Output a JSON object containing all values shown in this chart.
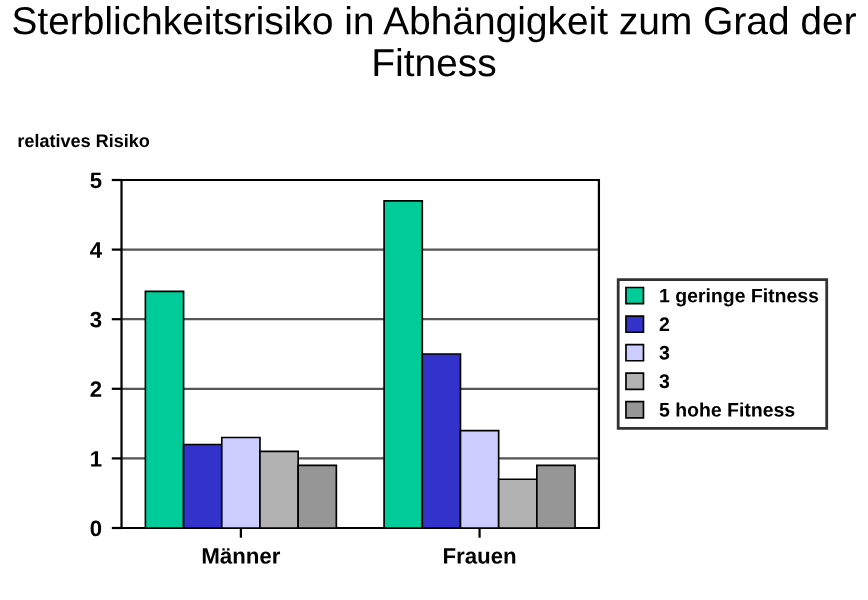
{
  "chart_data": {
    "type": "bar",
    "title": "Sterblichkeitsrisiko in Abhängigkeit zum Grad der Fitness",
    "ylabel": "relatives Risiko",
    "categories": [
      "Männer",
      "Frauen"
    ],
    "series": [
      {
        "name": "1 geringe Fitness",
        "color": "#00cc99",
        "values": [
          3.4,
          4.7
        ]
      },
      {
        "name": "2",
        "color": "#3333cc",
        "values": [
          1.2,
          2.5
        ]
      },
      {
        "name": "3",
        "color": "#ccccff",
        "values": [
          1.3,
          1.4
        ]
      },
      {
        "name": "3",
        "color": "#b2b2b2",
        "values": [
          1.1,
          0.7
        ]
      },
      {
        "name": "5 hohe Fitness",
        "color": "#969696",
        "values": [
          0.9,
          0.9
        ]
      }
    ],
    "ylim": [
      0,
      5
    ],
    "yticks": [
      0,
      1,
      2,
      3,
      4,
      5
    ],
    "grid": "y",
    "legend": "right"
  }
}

··········

Output all of the entries verbatim, leaving out any images.

• [Answer below]
Output a JSON object containing all values shown in this chart.
{
  "chart_data": {
    "type": "bar",
    "title": "Sterblichkeitsrisiko in Abhängigkeit zum Grad der Fitness",
    "ylabel": "relatives Risiko",
    "categories": [
      "Männer",
      "Frauen"
    ],
    "series": [
      {
        "name": "1 geringe Fitness",
        "color": "#00cc99",
        "values": [
          3.4,
          4.7
        ]
      },
      {
        "name": "2",
        "color": "#3333cc",
        "values": [
          1.2,
          2.5
        ]
      },
      {
        "name": "3",
        "color": "#ccccff",
        "values": [
          1.3,
          1.4
        ]
      },
      {
        "name": "3",
        "color": "#b2b2b2",
        "values": [
          1.1,
          0.7
        ]
      },
      {
        "name": "5 hohe Fitness",
        "color": "#969696",
        "values": [
          0.9,
          0.9
        ]
      }
    ],
    "ylim": [
      0,
      5
    ],
    "yticks": [
      0,
      1,
      2,
      3,
      4,
      5
    ],
    "grid": "y",
    "legend": "right"
  }
}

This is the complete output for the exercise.